■ WHAT IS EXPECTED ■
Wherever the word "even" appears in a line, copy that line.

═════ RECORDED DATA ═════

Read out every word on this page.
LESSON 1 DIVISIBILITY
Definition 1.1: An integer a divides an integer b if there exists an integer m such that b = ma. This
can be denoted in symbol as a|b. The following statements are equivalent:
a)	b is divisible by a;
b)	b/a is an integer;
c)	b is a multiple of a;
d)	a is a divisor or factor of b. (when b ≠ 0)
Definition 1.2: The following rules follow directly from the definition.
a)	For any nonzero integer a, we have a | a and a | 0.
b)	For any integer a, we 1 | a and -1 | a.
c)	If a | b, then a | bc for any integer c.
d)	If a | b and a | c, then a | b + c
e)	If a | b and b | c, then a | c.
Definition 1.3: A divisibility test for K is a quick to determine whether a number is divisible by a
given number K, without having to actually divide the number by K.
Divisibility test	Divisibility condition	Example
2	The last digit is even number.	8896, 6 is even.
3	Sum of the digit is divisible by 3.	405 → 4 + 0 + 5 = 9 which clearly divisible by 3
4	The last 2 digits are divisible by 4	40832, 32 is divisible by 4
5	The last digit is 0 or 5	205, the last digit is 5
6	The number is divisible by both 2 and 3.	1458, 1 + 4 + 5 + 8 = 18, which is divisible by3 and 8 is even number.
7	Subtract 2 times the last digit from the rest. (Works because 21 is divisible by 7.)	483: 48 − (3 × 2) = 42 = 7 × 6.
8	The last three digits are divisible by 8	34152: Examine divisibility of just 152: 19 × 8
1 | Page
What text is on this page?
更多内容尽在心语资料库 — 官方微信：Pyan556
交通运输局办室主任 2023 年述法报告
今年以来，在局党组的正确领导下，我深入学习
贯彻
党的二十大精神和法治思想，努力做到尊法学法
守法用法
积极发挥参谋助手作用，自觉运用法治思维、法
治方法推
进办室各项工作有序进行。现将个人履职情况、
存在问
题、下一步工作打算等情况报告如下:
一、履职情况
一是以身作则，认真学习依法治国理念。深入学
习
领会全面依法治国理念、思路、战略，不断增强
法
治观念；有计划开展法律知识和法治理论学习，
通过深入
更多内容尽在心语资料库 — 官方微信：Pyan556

═════

■ EXERCISE ANSWER ■
2	The last digit is even number.	8896, 6 is even.
6	The number is divisible by both 2 and 3.	1458, 1 + 4 + 5 + 8 = 18, which is divisible by3 and 8 is even number.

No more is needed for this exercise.